___ Data excerpts ___

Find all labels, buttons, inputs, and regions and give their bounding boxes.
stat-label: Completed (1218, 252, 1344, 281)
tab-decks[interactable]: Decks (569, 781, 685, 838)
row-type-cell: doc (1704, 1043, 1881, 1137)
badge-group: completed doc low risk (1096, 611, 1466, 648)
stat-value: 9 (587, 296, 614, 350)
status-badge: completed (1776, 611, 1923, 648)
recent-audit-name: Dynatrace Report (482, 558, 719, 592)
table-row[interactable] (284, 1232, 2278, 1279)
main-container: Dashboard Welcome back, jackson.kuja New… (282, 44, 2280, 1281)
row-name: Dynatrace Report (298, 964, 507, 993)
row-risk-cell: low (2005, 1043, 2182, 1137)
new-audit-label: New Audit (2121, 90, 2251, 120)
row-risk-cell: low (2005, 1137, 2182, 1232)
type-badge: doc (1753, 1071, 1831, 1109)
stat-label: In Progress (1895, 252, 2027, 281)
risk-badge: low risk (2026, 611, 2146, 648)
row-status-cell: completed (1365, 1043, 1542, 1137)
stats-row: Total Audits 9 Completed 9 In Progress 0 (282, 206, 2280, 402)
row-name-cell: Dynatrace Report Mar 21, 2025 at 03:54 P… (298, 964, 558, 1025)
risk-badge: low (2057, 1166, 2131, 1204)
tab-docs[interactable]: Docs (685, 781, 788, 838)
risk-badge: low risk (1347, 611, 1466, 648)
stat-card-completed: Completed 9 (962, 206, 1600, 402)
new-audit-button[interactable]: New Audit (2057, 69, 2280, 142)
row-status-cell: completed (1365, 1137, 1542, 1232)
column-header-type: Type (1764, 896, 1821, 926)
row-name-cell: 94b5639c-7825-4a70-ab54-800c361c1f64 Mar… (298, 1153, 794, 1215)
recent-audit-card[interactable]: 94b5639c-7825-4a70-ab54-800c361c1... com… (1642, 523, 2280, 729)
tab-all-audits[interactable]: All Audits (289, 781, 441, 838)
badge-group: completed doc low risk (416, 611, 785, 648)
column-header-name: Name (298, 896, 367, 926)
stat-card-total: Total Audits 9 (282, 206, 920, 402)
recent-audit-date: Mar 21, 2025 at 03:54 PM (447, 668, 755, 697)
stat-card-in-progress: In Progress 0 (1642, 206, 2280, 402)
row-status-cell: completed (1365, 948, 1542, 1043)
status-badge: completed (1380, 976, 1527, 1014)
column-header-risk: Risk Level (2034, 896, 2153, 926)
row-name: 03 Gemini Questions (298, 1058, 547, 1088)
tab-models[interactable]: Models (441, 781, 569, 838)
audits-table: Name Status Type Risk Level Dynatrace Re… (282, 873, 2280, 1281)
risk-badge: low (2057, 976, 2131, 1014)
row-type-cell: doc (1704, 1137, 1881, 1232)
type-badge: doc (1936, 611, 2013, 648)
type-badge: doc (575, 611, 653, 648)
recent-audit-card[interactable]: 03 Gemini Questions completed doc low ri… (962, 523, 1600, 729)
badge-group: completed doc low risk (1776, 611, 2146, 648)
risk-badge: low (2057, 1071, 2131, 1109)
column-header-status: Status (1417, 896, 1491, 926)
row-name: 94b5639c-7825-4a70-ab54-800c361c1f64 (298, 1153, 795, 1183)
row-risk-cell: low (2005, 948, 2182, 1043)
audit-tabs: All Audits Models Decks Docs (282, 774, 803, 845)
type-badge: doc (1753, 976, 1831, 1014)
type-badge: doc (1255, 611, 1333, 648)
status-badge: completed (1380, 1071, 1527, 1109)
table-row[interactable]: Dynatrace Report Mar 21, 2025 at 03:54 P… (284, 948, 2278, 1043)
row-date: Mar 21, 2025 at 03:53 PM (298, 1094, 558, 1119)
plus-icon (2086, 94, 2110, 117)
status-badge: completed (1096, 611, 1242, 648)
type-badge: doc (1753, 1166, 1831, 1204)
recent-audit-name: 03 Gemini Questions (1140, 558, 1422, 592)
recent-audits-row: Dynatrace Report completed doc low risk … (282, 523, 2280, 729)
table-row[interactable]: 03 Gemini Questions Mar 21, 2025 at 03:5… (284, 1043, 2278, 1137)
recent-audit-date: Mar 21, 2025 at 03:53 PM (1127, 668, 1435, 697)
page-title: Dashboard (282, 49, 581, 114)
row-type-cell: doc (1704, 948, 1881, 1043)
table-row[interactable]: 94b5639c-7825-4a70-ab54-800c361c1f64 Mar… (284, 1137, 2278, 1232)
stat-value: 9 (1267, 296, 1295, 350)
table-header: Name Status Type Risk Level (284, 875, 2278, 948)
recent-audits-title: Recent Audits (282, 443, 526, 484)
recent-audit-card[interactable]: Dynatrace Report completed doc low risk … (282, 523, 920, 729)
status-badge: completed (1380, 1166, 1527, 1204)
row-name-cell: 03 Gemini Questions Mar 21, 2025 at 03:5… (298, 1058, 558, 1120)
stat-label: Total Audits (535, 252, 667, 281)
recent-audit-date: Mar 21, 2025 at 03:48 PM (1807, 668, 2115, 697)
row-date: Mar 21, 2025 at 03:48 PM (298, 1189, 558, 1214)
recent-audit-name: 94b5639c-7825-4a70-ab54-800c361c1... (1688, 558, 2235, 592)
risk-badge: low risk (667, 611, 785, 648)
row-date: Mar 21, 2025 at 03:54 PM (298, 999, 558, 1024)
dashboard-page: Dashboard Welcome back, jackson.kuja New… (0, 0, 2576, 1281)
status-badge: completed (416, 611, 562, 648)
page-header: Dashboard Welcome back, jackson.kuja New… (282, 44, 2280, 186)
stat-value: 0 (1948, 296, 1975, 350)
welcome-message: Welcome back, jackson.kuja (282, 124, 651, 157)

___

Please copy out every line of the rows above without changing a single character.

- The response -
Find all labels, buttons, inputs, and regions and give their bounding boxes.
stat-label: Completed (1218, 252, 1344, 281)
tab-decks[interactable]: Decks (569, 781, 685, 838)
row-type-cell: doc (1704, 1043, 1881, 1137)
badge-group: completed doc low risk (1096, 611, 1466, 648)
stat-value: 9 (587, 296, 614, 350)
status-badge: completed (1776, 611, 1923, 648)
recent-audit-name: Dynatrace Report (482, 558, 719, 592)
table-row[interactable] (284, 1232, 2278, 1279)
main-container: Dashboard Welcome back, jackson.kuja New… (282, 44, 2280, 1281)
row-name: Dynatrace Report (298, 964, 507, 993)
row-risk-cell: low (2005, 1043, 2182, 1137)
new-audit-label: New Audit (2121, 90, 2251, 120)
row-risk-cell: low (2005, 1137, 2182, 1232)
type-badge: doc (1753, 1071, 1831, 1109)
stat-label: In Progress (1895, 252, 2027, 281)
risk-badge: low risk (2026, 611, 2146, 648)
row-status-cell: completed (1365, 1043, 1542, 1137)
stats-row: Total Audits 9 Completed 9 In Progress 0 (282, 206, 2280, 402)
row-name-cell: Dynatrace Report Mar 21, 2025 at 03:54 P… (298, 964, 558, 1025)
risk-badge: low (2057, 1166, 2131, 1204)
tab-docs[interactable]: Docs (685, 781, 788, 838)
risk-badge: low risk (1347, 611, 1466, 648)
stat-card-completed: Completed 9 (962, 206, 1600, 402)
new-audit-button[interactable]: New Audit (2057, 69, 2280, 142)
row-status-cell: completed (1365, 1137, 1542, 1232)
column-header-type: Type (1764, 896, 1821, 926)
row-name-cell: 94b5639c-7825-4a70-ab54-800c361c1f64 Mar… (298, 1153, 794, 1215)
recent-audit-card[interactable]: 94b5639c-7825-4a70-ab54-800c361c1... com… (1642, 523, 2280, 729)
tab-all-audits[interactable]: All Audits (289, 781, 441, 838)
badge-group: completed doc low risk (416, 611, 785, 648)
column-header-name: Name (298, 896, 367, 926)
stat-card-total: Total Audits 9 (282, 206, 920, 402)
recent-audit-date: Mar 21, 2025 at 03:54 PM (447, 668, 755, 697)
stat-card-in-progress: In Progress 0 (1642, 206, 2280, 402)
row-status-cell: completed (1365, 948, 1542, 1043)
status-badge: completed (1380, 976, 1527, 1014)
column-header-risk: Risk Level (2034, 896, 2153, 926)
row-name: 03 Gemini Questions (298, 1058, 547, 1088)
tab-models[interactable]: Models (441, 781, 569, 838)
audits-table: Name Status Type Risk Level Dynatrace Re… (282, 873, 2280, 1281)
risk-badge: low (2057, 976, 2131, 1014)
row-type-cell: doc (1704, 1137, 1881, 1232)
type-badge: doc (1936, 611, 2013, 648)
type-badge: doc (575, 611, 653, 648)
recent-audit-card[interactable]: 03 Gemini Questions completed doc low ri… (962, 523, 1600, 729)
badge-group: completed doc low risk (1776, 611, 2146, 648)
risk-badge: low (2057, 1071, 2131, 1109)
column-header-status: Status (1417, 896, 1491, 926)
row-name: 94b5639c-7825-4a70-ab54-800c361c1f64 (298, 1153, 795, 1183)
row-risk-cell: low (2005, 948, 2182, 1043)
audit-tabs: All Audits Models Decks Docs (282, 774, 803, 845)
type-badge: doc (1753, 976, 1831, 1014)
type-badge: doc (1255, 611, 1333, 648)
status-badge: completed (1380, 1071, 1527, 1109)
table-row[interactable]: Dynatrace Report Mar 21, 2025 at 03:54 P… (284, 948, 2278, 1043)
row-date: Mar 21, 2025 at 03:53 PM (298, 1094, 558, 1119)
plus-icon (2086, 94, 2110, 117)
status-badge: completed (1096, 611, 1242, 648)
type-badge: doc (1753, 1166, 1831, 1204)
recent-audit-name: 03 Gemini Questions (1140, 558, 1422, 592)
recent-audits-row: Dynatrace Report completed doc low risk … (282, 523, 2280, 729)
table-row[interactable]: 03 Gemini Questions Mar 21, 2025 at 03:5… (284, 1043, 2278, 1137)
recent-audit-date: Mar 21, 2025 at 03:53 PM (1127, 668, 1435, 697)
page-title: Dashboard (282, 49, 581, 114)
row-type-cell: doc (1704, 948, 1881, 1043)
table-row[interactable]: 94b5639c-7825-4a70-ab54-800c361c1f64 Mar… (284, 1137, 2278, 1232)
stat-value: 9 (1267, 296, 1295, 350)
table-header: Name Status Type Risk Level (284, 875, 2278, 948)
recent-audits-title: Recent Audits (282, 443, 526, 484)
recent-audit-card[interactable]: Dynatrace Report completed doc low risk … (282, 523, 920, 729)
status-badge: completed (1380, 1166, 1527, 1204)
row-name-cell: 03 Gemini Questions Mar 21, 2025 at 03:5… (298, 1058, 558, 1120)
stat-label: Total Audits (535, 252, 667, 281)
recent-audit-date: Mar 21, 2025 at 03:48 PM (1807, 668, 2115, 697)
row-date: Mar 21, 2025 at 03:48 PM (298, 1189, 558, 1214)
recent-audit-name: 94b5639c-7825-4a70-ab54-800c361c1... (1688, 558, 2235, 592)
risk-badge: low risk (667, 611, 785, 648)
row-date: Mar 21, 2025 at 03:54 PM (298, 999, 558, 1024)
dashboard-page: Dashboard Welcome back, jackson.kuja New… (0, 0, 2576, 1281)
status-badge: completed (416, 611, 562, 648)
page-header: Dashboard Welcome back, jackson.kuja New… (282, 44, 2280, 186)
stat-value: 0 (1948, 296, 1975, 350)
welcome-message: Welcome back, jackson.kuja (282, 124, 651, 157)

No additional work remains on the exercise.